- [WHAT THE TASK REQUIRES] Gather all lines with "Shipping" from the records.

- [SUPPLIED ENTRIES]

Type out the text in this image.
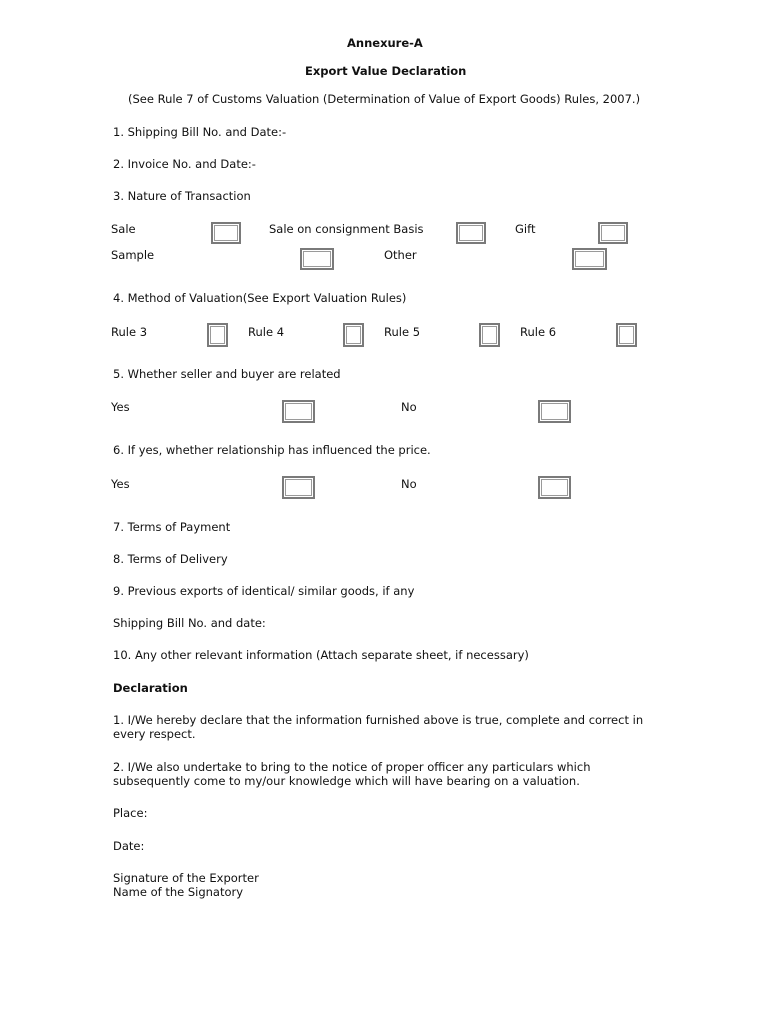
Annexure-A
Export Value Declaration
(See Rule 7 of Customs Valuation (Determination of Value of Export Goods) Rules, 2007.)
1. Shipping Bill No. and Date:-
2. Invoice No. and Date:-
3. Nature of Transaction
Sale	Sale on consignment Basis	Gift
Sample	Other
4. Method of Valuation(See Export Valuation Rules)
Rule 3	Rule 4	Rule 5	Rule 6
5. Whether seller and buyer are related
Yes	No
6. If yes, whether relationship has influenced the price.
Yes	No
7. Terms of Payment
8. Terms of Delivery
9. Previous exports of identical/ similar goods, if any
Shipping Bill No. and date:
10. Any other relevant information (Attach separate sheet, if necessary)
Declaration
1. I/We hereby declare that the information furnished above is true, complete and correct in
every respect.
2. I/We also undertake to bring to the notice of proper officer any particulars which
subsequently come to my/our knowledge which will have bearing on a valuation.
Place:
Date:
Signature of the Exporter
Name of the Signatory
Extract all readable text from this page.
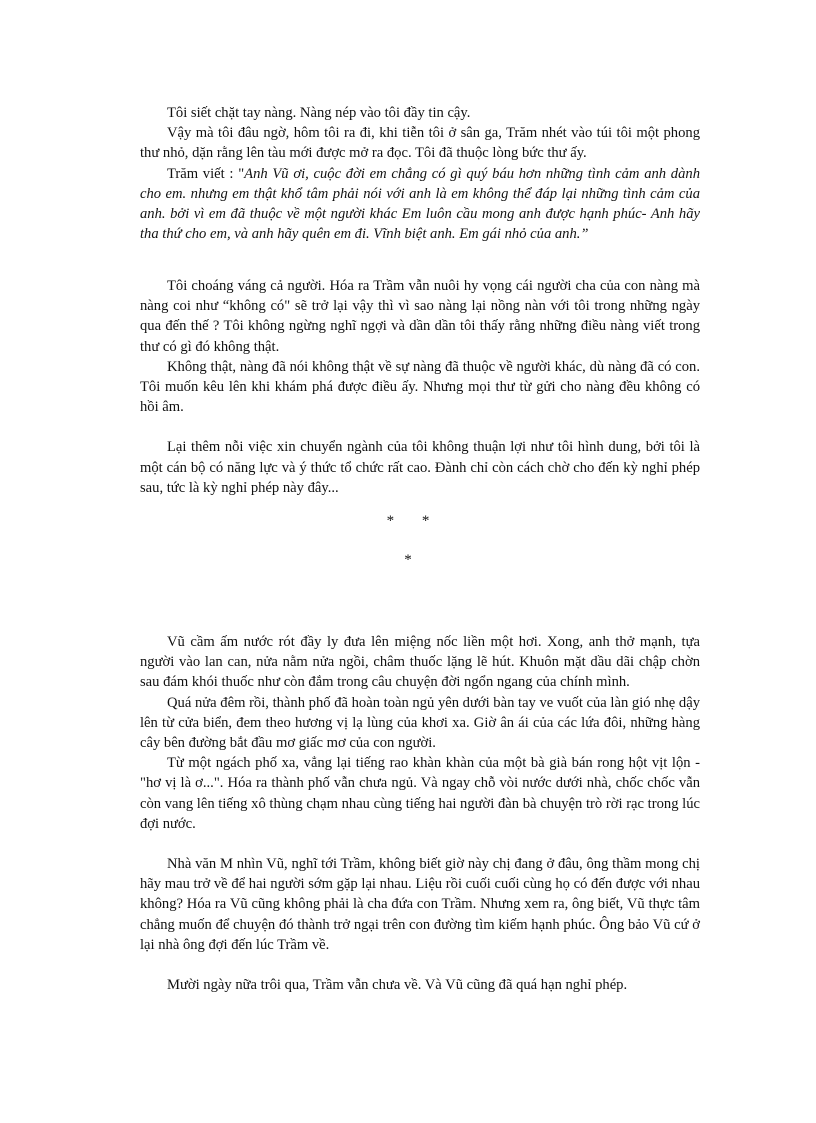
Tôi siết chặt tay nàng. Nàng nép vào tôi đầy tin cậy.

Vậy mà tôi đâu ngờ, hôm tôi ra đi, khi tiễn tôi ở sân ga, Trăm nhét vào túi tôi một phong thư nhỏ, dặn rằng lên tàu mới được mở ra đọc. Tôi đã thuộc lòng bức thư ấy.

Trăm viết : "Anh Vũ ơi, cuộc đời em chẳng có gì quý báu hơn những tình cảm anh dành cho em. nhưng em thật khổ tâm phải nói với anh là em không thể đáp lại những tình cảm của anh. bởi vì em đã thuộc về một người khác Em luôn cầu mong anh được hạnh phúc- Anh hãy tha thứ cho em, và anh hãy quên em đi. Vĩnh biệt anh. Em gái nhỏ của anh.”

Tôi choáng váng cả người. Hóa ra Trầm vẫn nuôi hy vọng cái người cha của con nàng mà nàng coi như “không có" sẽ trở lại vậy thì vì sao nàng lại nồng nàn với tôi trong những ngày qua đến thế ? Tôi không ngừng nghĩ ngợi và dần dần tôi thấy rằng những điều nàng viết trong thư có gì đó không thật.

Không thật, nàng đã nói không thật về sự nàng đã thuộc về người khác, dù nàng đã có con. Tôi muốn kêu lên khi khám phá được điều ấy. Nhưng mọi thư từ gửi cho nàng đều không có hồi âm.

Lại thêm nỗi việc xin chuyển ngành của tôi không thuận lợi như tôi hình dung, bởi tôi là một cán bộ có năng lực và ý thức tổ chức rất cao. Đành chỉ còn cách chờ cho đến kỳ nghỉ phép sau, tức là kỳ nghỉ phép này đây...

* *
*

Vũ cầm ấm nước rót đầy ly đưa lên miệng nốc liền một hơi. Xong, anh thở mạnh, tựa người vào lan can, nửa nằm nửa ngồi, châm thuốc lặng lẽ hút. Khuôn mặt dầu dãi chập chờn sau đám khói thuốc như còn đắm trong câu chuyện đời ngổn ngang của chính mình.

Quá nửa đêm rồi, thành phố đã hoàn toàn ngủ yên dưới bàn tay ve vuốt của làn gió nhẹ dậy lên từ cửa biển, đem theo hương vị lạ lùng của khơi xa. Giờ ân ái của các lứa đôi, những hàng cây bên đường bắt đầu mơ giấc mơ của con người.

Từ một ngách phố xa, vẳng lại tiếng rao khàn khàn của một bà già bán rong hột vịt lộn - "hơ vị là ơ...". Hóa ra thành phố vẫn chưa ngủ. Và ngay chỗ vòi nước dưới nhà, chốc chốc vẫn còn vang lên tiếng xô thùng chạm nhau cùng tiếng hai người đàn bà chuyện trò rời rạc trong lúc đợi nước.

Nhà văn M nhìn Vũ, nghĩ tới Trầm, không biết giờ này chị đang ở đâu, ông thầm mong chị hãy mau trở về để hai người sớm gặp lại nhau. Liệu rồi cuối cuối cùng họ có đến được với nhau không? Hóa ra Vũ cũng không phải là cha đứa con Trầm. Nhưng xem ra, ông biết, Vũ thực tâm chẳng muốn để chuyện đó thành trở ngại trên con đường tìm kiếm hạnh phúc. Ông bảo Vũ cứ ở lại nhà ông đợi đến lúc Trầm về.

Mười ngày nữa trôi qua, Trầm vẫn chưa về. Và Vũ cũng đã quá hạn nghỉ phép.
...
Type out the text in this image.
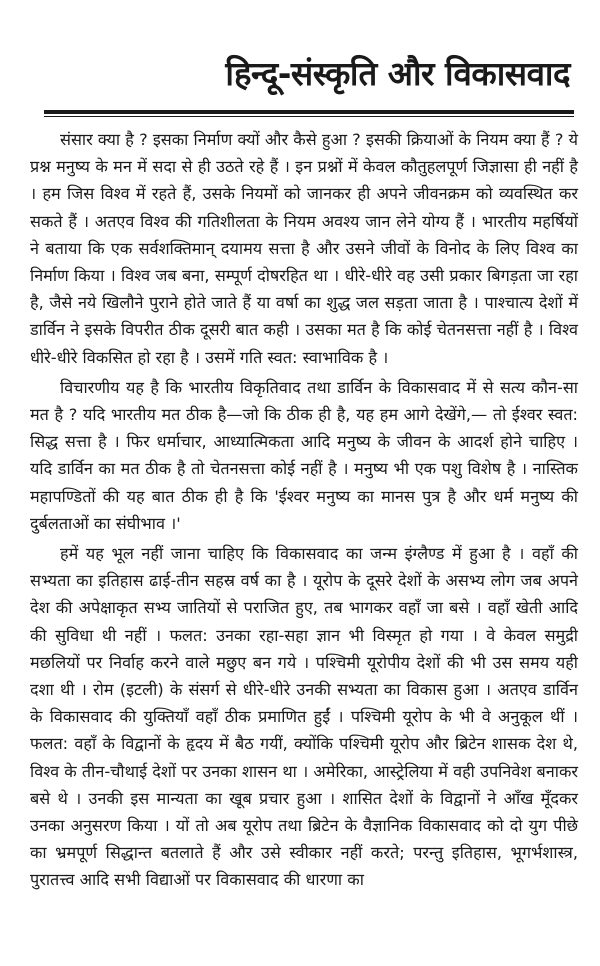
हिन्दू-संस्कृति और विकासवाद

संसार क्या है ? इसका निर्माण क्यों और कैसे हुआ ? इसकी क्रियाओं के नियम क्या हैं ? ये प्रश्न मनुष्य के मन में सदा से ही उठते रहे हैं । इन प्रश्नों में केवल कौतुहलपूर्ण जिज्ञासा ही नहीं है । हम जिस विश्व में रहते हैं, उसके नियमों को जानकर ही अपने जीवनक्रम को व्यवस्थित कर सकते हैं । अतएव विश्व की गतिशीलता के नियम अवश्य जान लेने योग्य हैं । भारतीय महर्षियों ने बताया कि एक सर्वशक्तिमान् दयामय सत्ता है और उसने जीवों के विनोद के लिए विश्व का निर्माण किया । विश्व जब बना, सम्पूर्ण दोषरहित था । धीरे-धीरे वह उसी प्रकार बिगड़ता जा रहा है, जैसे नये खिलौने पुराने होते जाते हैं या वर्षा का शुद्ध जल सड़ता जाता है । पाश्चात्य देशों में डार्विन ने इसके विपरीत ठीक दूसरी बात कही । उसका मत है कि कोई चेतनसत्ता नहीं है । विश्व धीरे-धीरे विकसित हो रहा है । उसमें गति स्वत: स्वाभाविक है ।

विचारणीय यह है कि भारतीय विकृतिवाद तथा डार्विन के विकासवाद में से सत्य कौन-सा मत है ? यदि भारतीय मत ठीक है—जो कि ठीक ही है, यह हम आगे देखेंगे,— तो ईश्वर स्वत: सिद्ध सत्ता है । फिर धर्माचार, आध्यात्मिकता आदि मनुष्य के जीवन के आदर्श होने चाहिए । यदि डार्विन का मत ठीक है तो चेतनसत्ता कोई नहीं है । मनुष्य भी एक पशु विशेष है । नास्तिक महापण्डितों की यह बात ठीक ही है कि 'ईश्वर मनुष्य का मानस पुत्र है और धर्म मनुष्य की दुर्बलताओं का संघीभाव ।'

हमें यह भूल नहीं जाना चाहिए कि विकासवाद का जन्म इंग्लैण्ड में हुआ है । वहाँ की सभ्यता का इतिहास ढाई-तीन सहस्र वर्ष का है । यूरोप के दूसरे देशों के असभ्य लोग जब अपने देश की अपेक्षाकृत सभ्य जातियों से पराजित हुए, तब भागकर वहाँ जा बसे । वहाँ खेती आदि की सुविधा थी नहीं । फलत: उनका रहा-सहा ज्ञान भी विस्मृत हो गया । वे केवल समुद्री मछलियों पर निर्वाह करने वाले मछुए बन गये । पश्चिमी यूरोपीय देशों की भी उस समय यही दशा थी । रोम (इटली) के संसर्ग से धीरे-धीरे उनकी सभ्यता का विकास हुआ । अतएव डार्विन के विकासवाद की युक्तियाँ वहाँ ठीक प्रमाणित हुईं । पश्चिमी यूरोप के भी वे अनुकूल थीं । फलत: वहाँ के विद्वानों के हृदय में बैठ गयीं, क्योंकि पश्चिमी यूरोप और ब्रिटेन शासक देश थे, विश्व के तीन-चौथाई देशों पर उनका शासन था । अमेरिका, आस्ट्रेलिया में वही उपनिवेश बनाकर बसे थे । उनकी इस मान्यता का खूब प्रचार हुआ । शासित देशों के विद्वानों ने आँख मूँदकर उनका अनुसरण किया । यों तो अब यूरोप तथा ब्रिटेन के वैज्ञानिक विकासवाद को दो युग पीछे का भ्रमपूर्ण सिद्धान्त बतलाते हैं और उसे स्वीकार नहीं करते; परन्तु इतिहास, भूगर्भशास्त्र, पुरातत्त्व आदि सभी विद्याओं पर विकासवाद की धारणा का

- [RESPONSE FOR THIS EXERCISE]
1. Shipping Bill No. and Date:-
Shipping Bill No. and date:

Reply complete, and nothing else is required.